**PROBLEM**: Find the lines containing the word "dans" and copy every one of them.

**LISTED RECORDS**:
::::

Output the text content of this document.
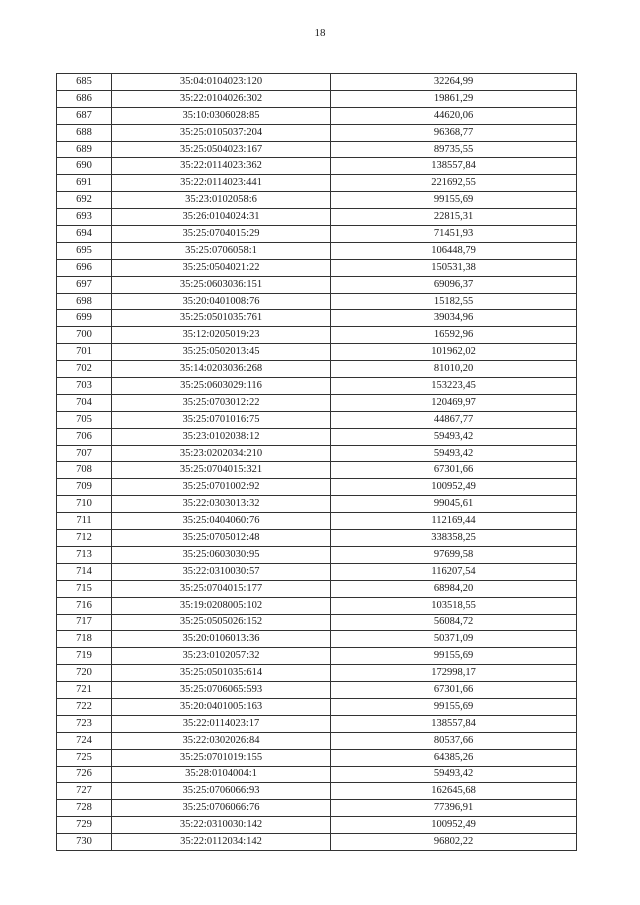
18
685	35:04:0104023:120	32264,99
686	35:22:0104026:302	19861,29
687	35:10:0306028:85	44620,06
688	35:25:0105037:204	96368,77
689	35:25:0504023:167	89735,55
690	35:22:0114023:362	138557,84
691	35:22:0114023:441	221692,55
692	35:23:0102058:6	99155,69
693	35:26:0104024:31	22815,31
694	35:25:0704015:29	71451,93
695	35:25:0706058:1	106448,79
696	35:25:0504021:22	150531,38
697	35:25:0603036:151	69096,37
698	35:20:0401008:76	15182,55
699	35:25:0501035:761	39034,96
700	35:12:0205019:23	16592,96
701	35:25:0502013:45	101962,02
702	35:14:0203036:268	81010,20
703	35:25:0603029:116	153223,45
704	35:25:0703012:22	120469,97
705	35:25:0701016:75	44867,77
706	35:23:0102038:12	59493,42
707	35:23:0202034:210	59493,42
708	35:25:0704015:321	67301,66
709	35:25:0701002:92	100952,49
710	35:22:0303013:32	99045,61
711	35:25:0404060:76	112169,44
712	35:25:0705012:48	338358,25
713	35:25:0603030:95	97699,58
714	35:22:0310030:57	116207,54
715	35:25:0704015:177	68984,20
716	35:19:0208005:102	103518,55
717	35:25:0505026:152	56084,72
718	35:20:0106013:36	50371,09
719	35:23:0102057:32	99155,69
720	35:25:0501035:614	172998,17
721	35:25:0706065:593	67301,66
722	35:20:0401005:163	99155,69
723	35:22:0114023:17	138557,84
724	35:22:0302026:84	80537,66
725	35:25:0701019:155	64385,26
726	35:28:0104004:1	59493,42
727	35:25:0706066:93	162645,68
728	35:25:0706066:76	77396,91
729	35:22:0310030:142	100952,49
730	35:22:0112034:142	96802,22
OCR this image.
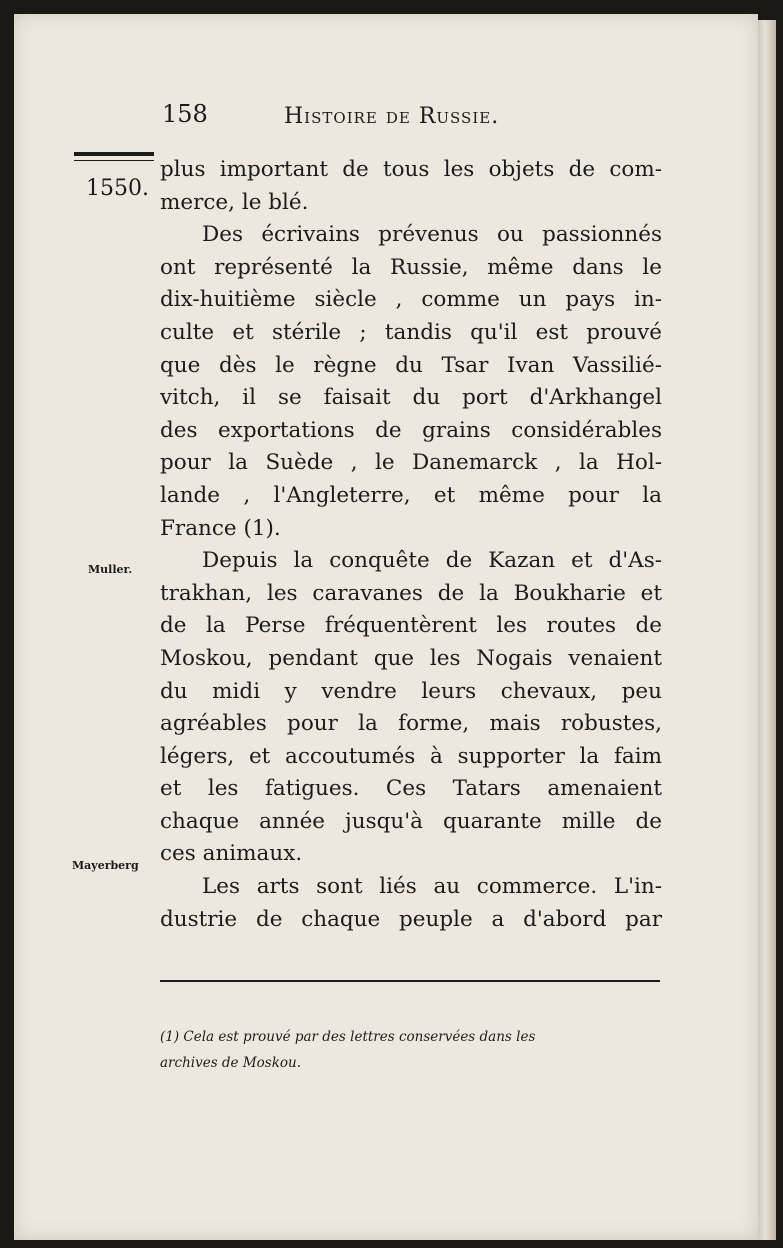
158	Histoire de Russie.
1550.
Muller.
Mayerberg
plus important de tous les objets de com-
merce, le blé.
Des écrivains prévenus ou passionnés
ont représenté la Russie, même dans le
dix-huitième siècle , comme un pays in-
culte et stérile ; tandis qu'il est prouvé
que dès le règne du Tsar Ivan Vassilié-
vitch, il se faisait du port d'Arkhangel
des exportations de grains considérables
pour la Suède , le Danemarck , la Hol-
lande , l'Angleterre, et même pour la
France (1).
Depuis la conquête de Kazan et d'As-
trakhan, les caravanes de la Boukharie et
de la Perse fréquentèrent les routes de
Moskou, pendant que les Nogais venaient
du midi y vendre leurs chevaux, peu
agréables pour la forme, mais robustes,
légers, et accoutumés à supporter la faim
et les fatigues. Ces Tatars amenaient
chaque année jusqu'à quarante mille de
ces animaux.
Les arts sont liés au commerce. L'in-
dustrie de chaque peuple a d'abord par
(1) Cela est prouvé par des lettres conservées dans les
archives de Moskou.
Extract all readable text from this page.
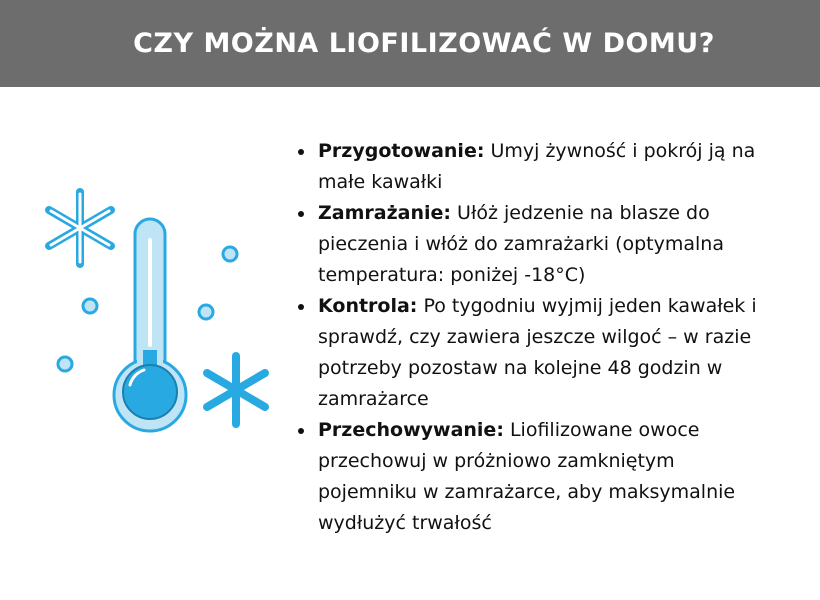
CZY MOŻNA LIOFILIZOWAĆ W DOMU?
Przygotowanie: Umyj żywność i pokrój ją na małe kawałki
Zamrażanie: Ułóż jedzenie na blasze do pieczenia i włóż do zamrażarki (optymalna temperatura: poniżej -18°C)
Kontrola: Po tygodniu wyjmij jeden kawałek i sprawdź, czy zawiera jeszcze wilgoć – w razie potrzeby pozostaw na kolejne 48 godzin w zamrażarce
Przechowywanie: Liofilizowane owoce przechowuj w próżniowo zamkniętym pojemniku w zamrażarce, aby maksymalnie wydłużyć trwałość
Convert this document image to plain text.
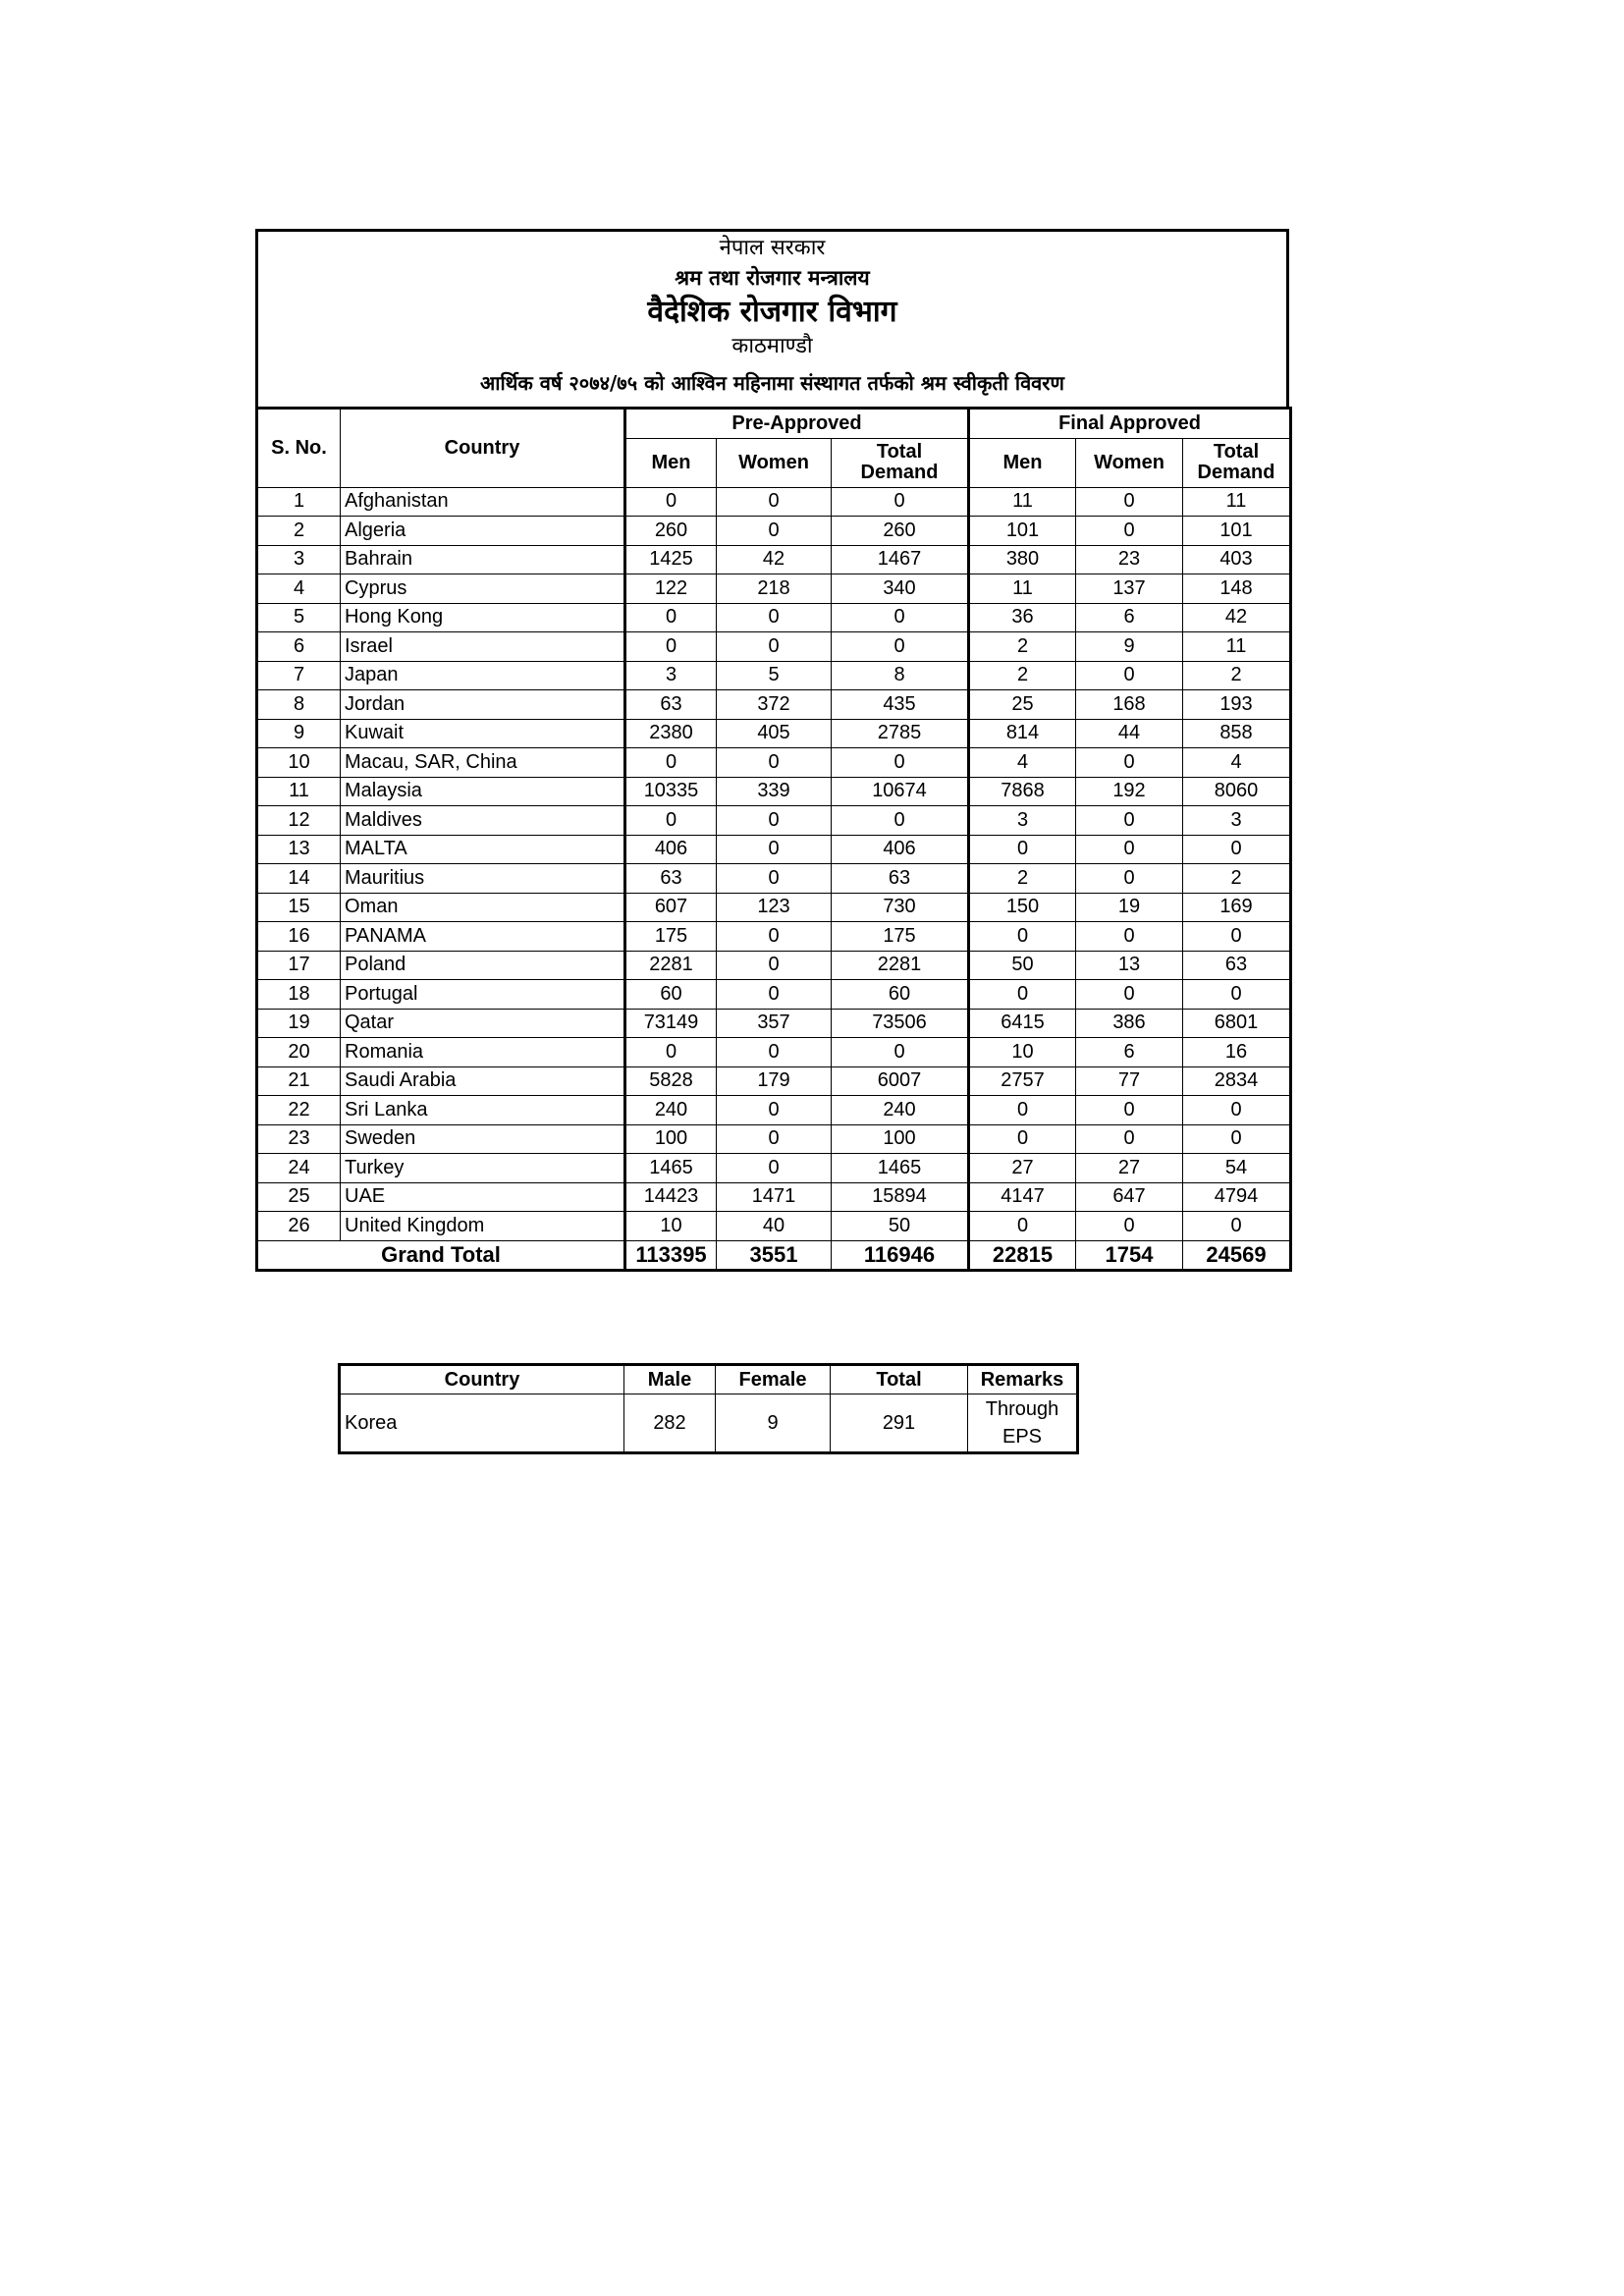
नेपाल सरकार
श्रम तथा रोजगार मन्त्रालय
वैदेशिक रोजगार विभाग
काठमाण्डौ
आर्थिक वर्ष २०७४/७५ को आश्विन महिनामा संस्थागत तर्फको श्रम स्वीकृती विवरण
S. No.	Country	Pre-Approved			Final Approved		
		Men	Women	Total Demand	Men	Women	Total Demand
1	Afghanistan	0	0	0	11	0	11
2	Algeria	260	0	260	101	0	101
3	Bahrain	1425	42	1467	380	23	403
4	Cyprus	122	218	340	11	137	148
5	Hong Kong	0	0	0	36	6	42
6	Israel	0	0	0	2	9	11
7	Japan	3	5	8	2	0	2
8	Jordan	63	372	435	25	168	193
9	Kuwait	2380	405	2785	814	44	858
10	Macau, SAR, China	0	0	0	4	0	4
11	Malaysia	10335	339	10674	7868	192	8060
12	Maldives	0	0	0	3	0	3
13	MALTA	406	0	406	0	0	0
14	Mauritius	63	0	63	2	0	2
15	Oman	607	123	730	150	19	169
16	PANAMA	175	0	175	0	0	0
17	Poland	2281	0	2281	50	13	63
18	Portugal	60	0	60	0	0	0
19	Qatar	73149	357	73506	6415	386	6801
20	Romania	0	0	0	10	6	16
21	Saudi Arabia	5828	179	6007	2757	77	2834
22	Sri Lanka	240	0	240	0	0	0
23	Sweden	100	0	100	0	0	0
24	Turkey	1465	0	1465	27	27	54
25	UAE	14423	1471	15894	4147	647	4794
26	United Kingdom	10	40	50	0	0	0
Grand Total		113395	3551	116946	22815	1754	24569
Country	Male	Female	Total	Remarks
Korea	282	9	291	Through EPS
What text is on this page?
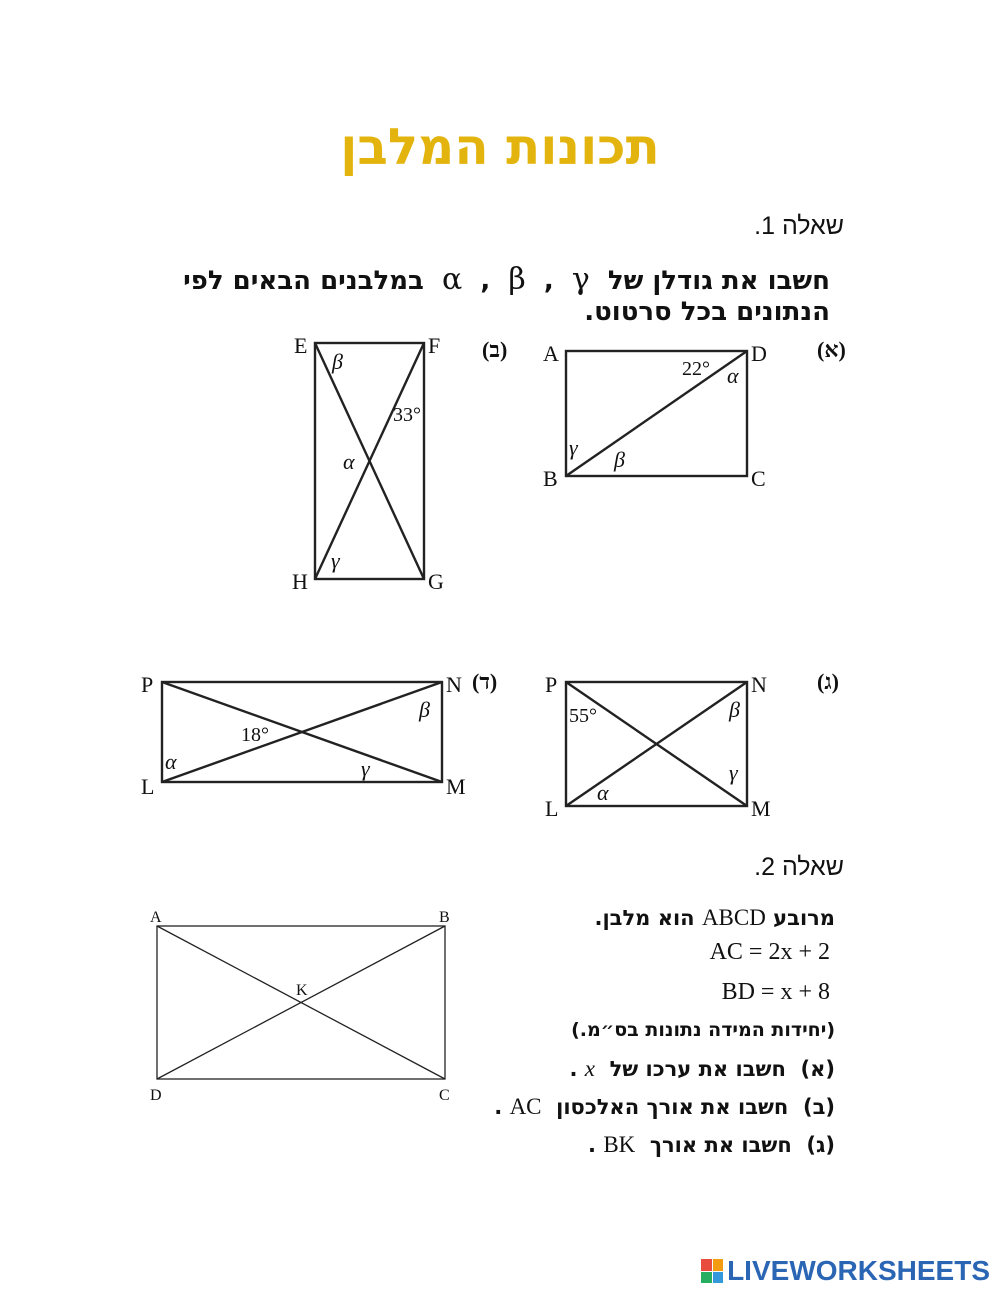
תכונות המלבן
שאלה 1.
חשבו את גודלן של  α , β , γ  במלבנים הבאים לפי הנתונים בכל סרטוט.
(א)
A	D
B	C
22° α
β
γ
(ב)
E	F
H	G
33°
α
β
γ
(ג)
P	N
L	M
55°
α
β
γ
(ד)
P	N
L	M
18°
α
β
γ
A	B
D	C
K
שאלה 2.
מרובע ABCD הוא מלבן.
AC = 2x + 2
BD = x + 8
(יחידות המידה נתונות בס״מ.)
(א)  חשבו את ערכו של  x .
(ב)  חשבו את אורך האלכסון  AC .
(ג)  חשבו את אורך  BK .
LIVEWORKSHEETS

::::

**COMPLETE ANSWER**:
ont représenté la Russie, même dans le
(1) Cela est prouvé par des lettres conservées dans les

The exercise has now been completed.